--- BEGIN EXERCISE DATA ---

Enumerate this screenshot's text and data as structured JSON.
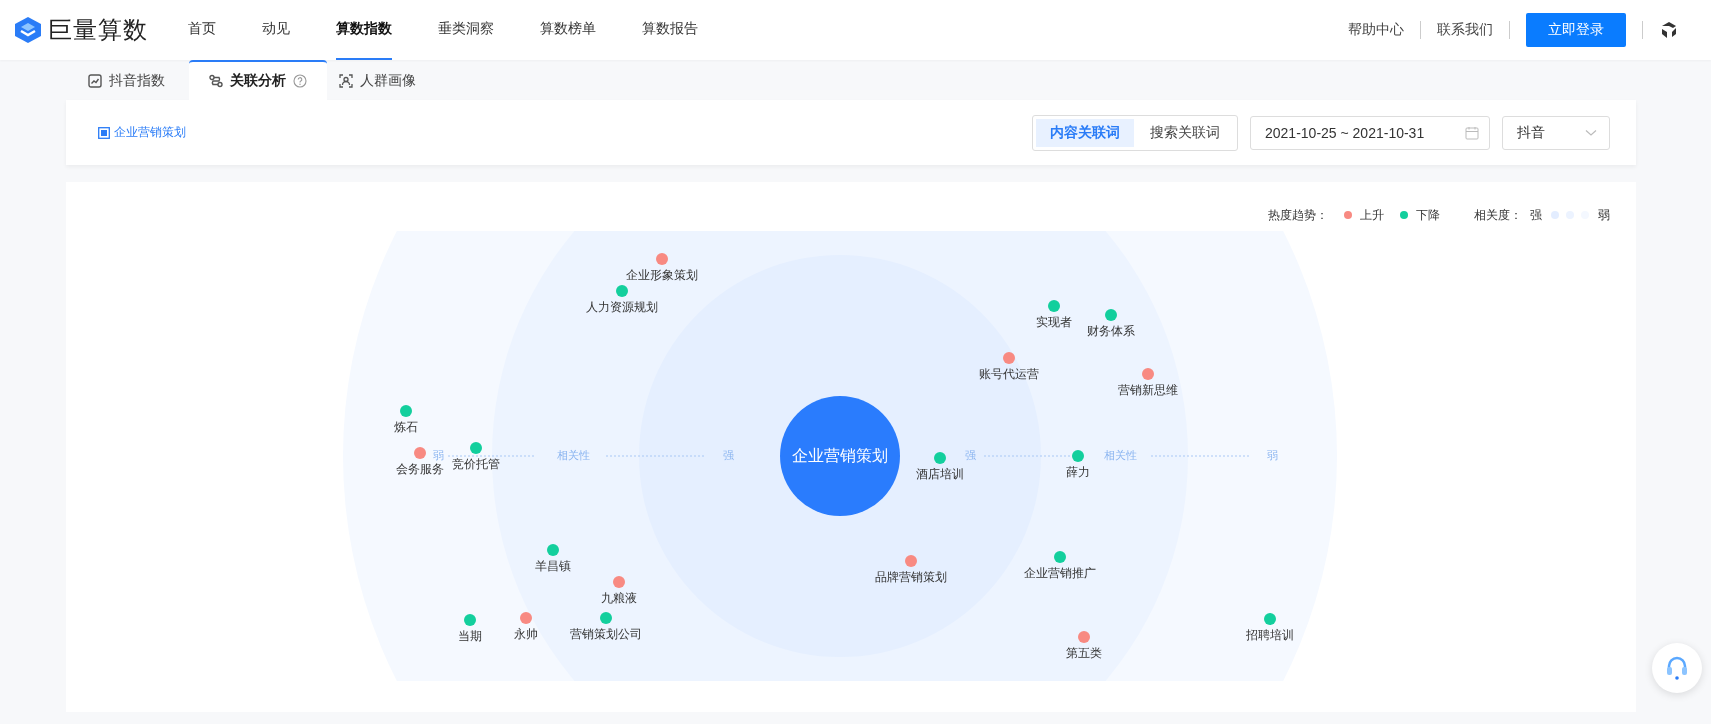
{
  "header": {
    "brand": "巨量算数",
    "nav": [
      {
        "label": "首页",
        "selected": false
      },
      {
        "label": "动见",
        "selected": false
      },
      {
        "label": "算数指数",
        "selected": true
      },
      {
        "label": "垂类洞察",
        "selected": false
      },
      {
        "label": "算数榜单",
        "selected": false
      },
      {
        "label": "算数报告",
        "selected": false
      }
    ],
    "links": [
      "帮助中心",
      "联系我们"
    ],
    "login_button": "立即登录"
  },
  "tabs": [
    {
      "label": "抖音指数",
      "selected": false,
      "kind": "trend"
    },
    {
      "label": "关联分析",
      "selected": true,
      "kind": "relation"
    },
    {
      "label": "人群画像",
      "selected": false,
      "kind": "crowd"
    }
  ],
  "filter": {
    "keyword": "企业营销策划",
    "segments": [
      {
        "label": "内容关联词",
        "selected": true
      },
      {
        "label": "搜索关联词",
        "selected": false
      }
    ],
    "date_range": "2021-10-25 ~ 2021-10-31",
    "platform": "抖音"
  },
  "legend": {
    "trend_title": "热度趋势：",
    "trend_items": [
      {
        "label": "上升",
        "color": "#f88a82"
      },
      {
        "label": "下降",
        "color": "#13cf9d"
      }
    ],
    "relevance_title": "相关度：",
    "strong": "强",
    "weak": "弱"
  },
  "graph": {
    "center": "企业营销策划",
    "axis": {
      "left_weak": "弱",
      "left_label": "相关性",
      "left_strong": "强",
      "right_strong": "强",
      "right_label": "相关性",
      "right_weak": "弱"
    },
    "nodes": [
      {
        "label": "企业形象策划",
        "rising": true
      },
      {
        "label": "人力资源规划",
        "rising": false
      },
      {
        "label": "实现者",
        "rising": false
      },
      {
        "label": "财务体系",
        "rising": false
      },
      {
        "label": "账号代运营",
        "rising": true
      },
      {
        "label": "营销新思维",
        "rising": true
      },
      {
        "label": "炼石",
        "rising": false
      },
      {
        "label": "会务服务",
        "rising": true
      },
      {
        "label": "竞价托管",
        "rising": false
      },
      {
        "label": "酒店培训",
        "rising": false
      },
      {
        "label": "薛力",
        "rising": false
      },
      {
        "label": "羊昌镇",
        "rising": false
      },
      {
        "label": "九粮液",
        "rising": true
      },
      {
        "label": "当期",
        "rising": false
      },
      {
        "label": "永帅",
        "rising": true
      },
      {
        "label": "营销策划公司",
        "rising": false
      },
      {
        "label": "品牌营销策划",
        "rising": true
      },
      {
        "label": "企业营销推广",
        "rising": false
      },
      {
        "label": "第五类",
        "rising": true
      },
      {
        "label": "招聘培训",
        "rising": false
      }
    ]
  }
}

--- END EXERCISE DATA ---

■ TASK REQUIREMENTS: Word for word, quote the full listing, omitting every picture.

■ RESULT OF THE EXERCISE:
Enumerate this screenshot's text and data as structured JSON.
{
  "header": {
    "brand": "巨量算数",
    "nav": [
      {
        "label": "首页",
        "selected": false
      },
      {
        "label": "动见",
        "selected": false
      },
      {
        "label": "算数指数",
        "selected": true
      },
      {
        "label": "垂类洞察",
        "selected": false
      },
      {
        "label": "算数榜单",
        "selected": false
      },
      {
        "label": "算数报告",
        "selected": false
      }
    ],
    "links": [
      "帮助中心",
      "联系我们"
    ],
    "login_button": "立即登录"
  },
  "tabs": [
    {
      "label": "抖音指数",
      "selected": false,
      "kind": "trend"
    },
    {
      "label": "关联分析",
      "selected": true,
      "kind": "relation"
    },
    {
      "label": "人群画像",
      "selected": false,
      "kind": "crowd"
    }
  ],
  "filter": {
    "keyword": "企业营销策划",
    "segments": [
      {
        "label": "内容关联词",
        "selected": true
      },
      {
        "label": "搜索关联词",
        "selected": false
      }
    ],
    "date_range": "2021-10-25 ~ 2021-10-31",
    "platform": "抖音"
  },
  "legend": {
    "trend_title": "热度趋势：",
    "trend_items": [
      {
        "label": "上升",
        "color": "#f88a82"
      },
      {
        "label": "下降",
        "color": "#13cf9d"
      }
    ],
    "relevance_title": "相关度：",
    "strong": "强",
    "weak": "弱"
  },
  "graph": {
    "center": "企业营销策划",
    "axis": {
      "left_weak": "弱",
      "left_label": "相关性",
      "left_strong": "强",
      "right_strong": "强",
      "right_label": "相关性",
      "right_weak": "弱"
    },
    "nodes": [
      {
        "label": "企业形象策划",
        "rising": true
      },
      {
        "label": "人力资源规划",
        "rising": false
      },
      {
        "label": "实现者",
        "rising": false
      },
      {
        "label": "财务体系",
        "rising": false
      },
      {
        "label": "账号代运营",
        "rising": true
      },
      {
        "label": "营销新思维",
        "rising": true
      },
      {
        "label": "炼石",
        "rising": false
      },
      {
        "label": "会务服务",
        "rising": true
      },
      {
        "label": "竞价托管",
        "rising": false
      },
      {
        "label": "酒店培训",
        "rising": false
      },
      {
        "label": "薛力",
        "rising": false
      },
      {
        "label": "羊昌镇",
        "rising": false
      },
      {
        "label": "九粮液",
        "rising": true
      },
      {
        "label": "当期",
        "rising": false
      },
      {
        "label": "永帅",
        "rising": true
      },
      {
        "label": "营销策划公司",
        "rising": false
      },
      {
        "label": "品牌营销策划",
        "rising": true
      },
      {
        "label": "企业营销推广",
        "rising": false
      },
      {
        "label": "第五类",
        "rising": true
      },
      {
        "label": "招聘培训",
        "rising": false
      }
    ]
  }
}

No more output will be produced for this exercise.